- Task statement
Please render the dataset excerpt below as a JSON list of strings, one string per line and no blank lines. Leave the pictures out.

Dataset excerpt:
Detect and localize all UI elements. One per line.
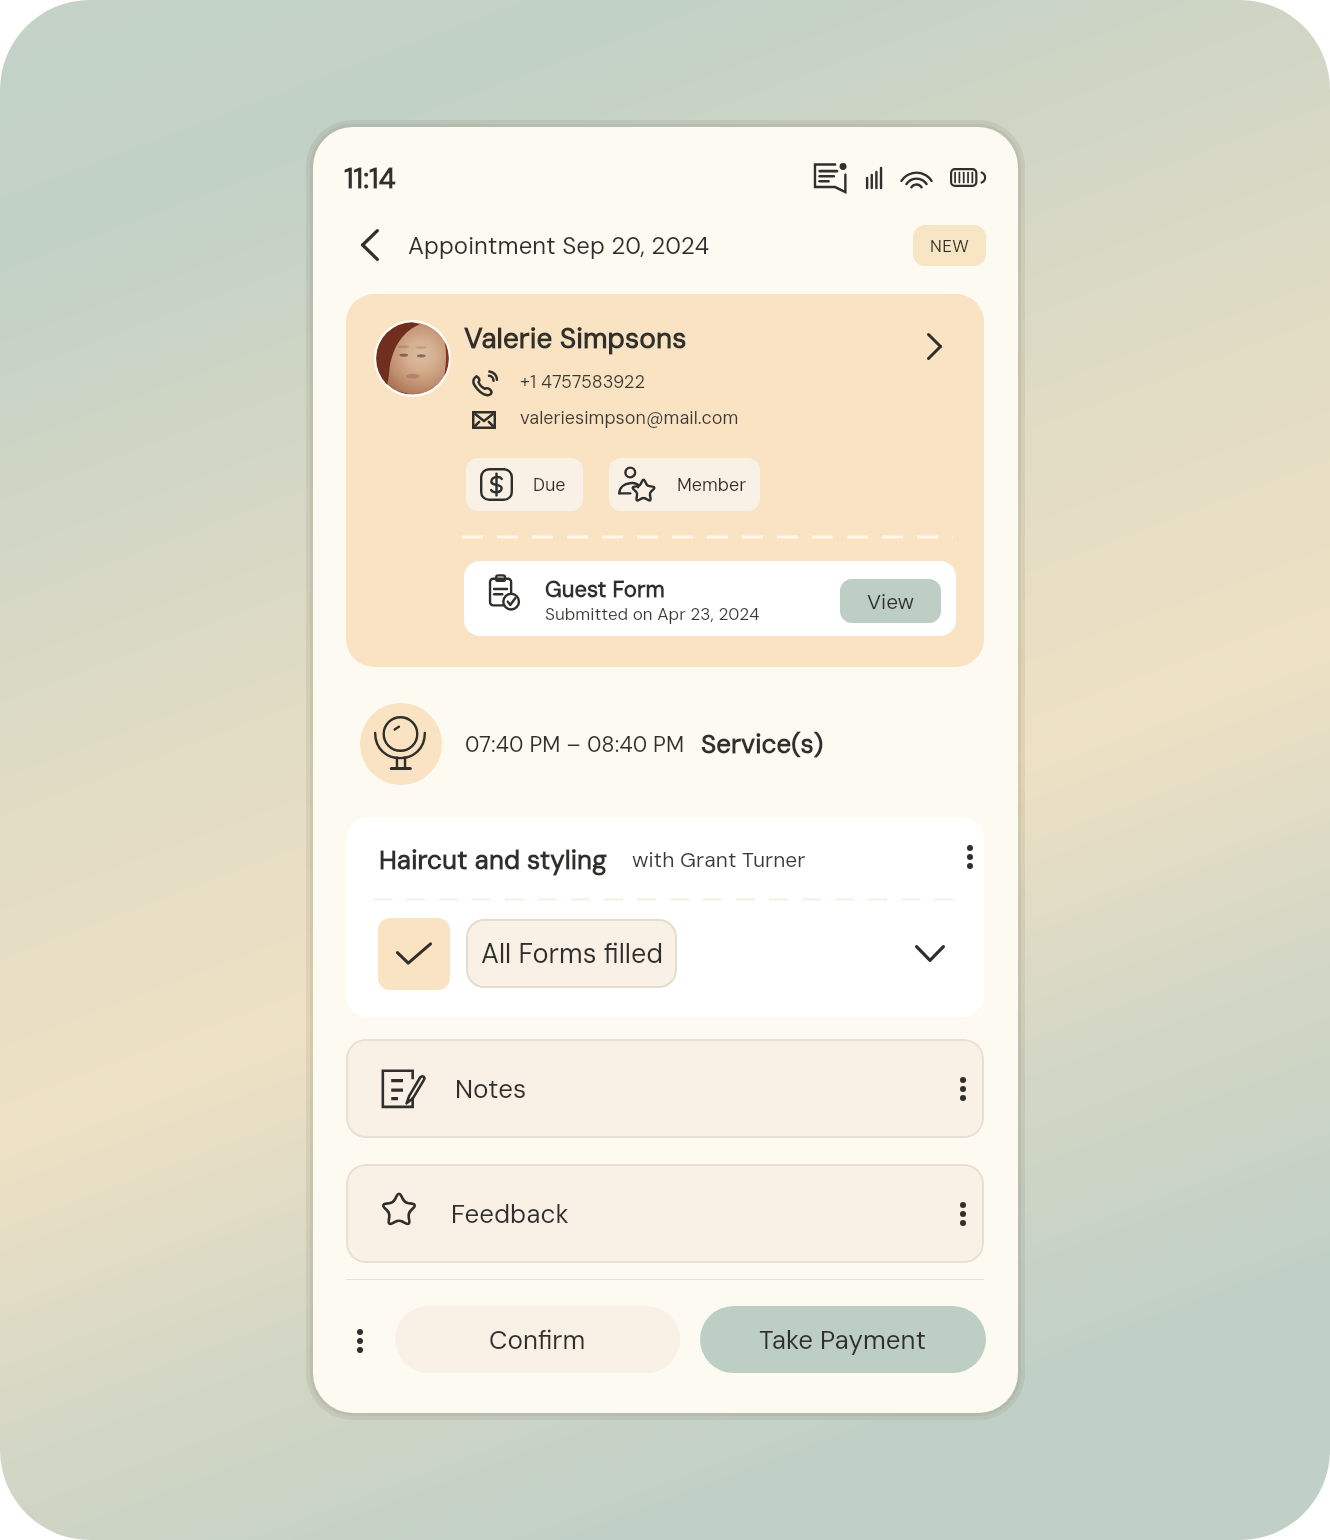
staticText: with Grant Turner <box>632 846 806 873</box>
staticText: Appointment Sep 20, 2024 <box>408 230 710 261</box>
staticText: Valerie Simpsons <box>464 320 687 356</box>
staticText: Submitted on Apr 23, 2024 <box>545 603 760 625</box>
staticText: 07:40 PM – 08:40 PM <box>465 730 685 759</box>
staticText: Member <box>677 473 747 496</box>
staticText: View <box>867 588 915 615</box>
staticText: Confirm <box>489 1323 586 1357</box>
staticText: All Forms filled <box>481 936 663 971</box>
button[interactable]: Confirm <box>395 1306 680 1373</box>
staticText: Feedback <box>451 1197 569 1231</box>
staticText: Due <box>533 473 566 496</box>
staticText: Notes <box>455 1072 527 1106</box>
staticText: +1 4757583922 <box>520 370 646 393</box>
staticText: Guest Form <box>545 575 665 604</box>
button[interactable]: Notes <box>346 1039 984 1138</box>
button[interactable]: All Forms filled <box>466 919 677 988</box>
button[interactable]: Feedback options <box>941 1192 984 1236</box>
button[interactable]: Take Payment <box>700 1306 986 1373</box>
button[interactable]: More options <box>338 1319 382 1363</box>
staticText: 11:14 <box>344 160 396 196</box>
button[interactable]: View <box>840 579 941 623</box>
button[interactable]: Guest Form <box>464 561 956 636</box>
button[interactable]: Feedback <box>346 1164 984 1263</box>
button[interactable]: NEW <box>913 225 986 266</box>
staticText: NEW <box>930 235 970 257</box>
button[interactable]: Valerie Simpsons <box>346 294 984 667</box>
button[interactable]: Member <box>609 458 760 511</box>
button[interactable]: Due <box>466 458 583 511</box>
button[interactable]: Back <box>346 221 394 269</box>
button[interactable]: Expand service <box>906 929 954 977</box>
staticText: Service(s) <box>701 727 824 761</box>
button[interactable]: All forms filled <box>378 918 450 990</box>
staticText: Take Payment <box>759 1323 927 1357</box>
button[interactable]: Service options <box>948 835 984 879</box>
button[interactable]: Open customer profile <box>912 320 956 372</box>
staticText: valeriesimpson@mail.com <box>520 406 739 429</box>
button[interactable]: Notes options <box>941 1067 984 1111</box>
staticText: Haircut and styling <box>379 843 607 877</box>
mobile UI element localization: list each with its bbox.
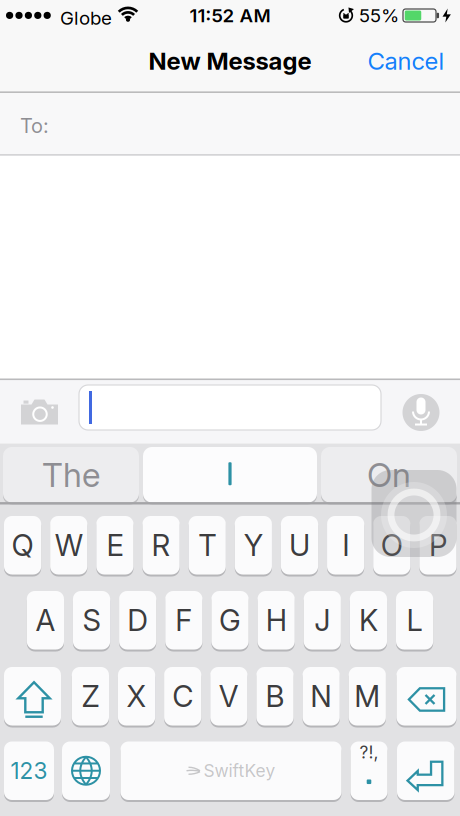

- Written solution
[
  "Detect and localize all UI elements. One per line.",
  "staticText: with Grant Turner <box>632 846 806 873</box>",
  "staticText: Appointment Sep 20, 2024 <box>408 230 710 261</box>",
  "staticText: Valerie Simpsons <box>464 320 687 356</box>",
  "staticText: Submitted on Apr 23, 2024 <box>545 603 760 625</box>",
  "staticText: 07:40 PM – 08:40 PM <box>465 730 685 759</box>",
  "staticText: Member <box>677 473 747 496</box>",
  "staticText: View <box>867 588 915 615</box>",
  "staticText: Confirm <box>489 1323 586 1357</box>",
  "staticText: All Forms filled <box>481 936 663 971</box>",
  "button[interactable]: Confirm <box>395 1306 680 1373</box>",
  "staticText: Feedback <box>451 1197 569 1231</box>",
  "staticText: Due <box>533 473 566 496</box>",
  "staticText: Notes <box>455 1072 527 1106</box>",
  "staticText: +1 4757583922 <box>520 370 646 393</box>",
  "staticText: Guest Form <box>545 575 665 604</box>",
  "button[interactable]: Notes <box>346 1039 984 1138</box>",
  "button[interactable]: All Forms filled <box>466 919 677 988</box>",
  "button[interactable]: Feedback options <box>941 1192 984 1236</box>",
  "button[interactable]: Take Payment <box>700 1306 986 1373</box>",
  "button[interactable]: More options <box>338 1319 382 1363</box>",
  "staticText: 11:14 <box>344 160 396 196</box>",
  "button[interactable]: View <box>840 579 941 623</box>",
  "button[interactable]: Guest Form <box>464 561 956 636</box>",
  "button[interactable]: Feedback <box>346 1164 984 1263</box>",
  "button[interactable]: NEW <box>913 225 986 266</box>",
  "staticText: NEW <box>930 235 970 257</box>",
  "button[interactable]: Valerie Simpsons <box>346 294 984 667</box>",
  "button[interactable]: Member <box>609 458 760 511</box>",
  "button[interactable]: Due <box>466 458 583 511</box>",
  "button[interactable]: Back <box>346 221 394 269</box>",
  "button[interactable]: Expand service <box>906 929 954 977</box>",
  "staticText: Service(s) <box>701 727 824 761</box>",
  "button[interactable]: All forms filled <box>378 918 450 990</box>",
  "staticText: Take Payment <box>759 1323 927 1357</box>",
  "button[interactable]: Service options <box>948 835 984 879</box>",
  "button[interactable]: Open customer profile <box>912 320 956 372</box>",
  "staticText: valeriesimpson@mail.com <box>520 406 739 429</box>",
  "button[interactable]: Notes options <box>941 1067 984 1111</box>",
  "staticText: Haircut and styling <box>379 843 607 877</box>",
  "mobile UI element localization: list each with its bbox."
]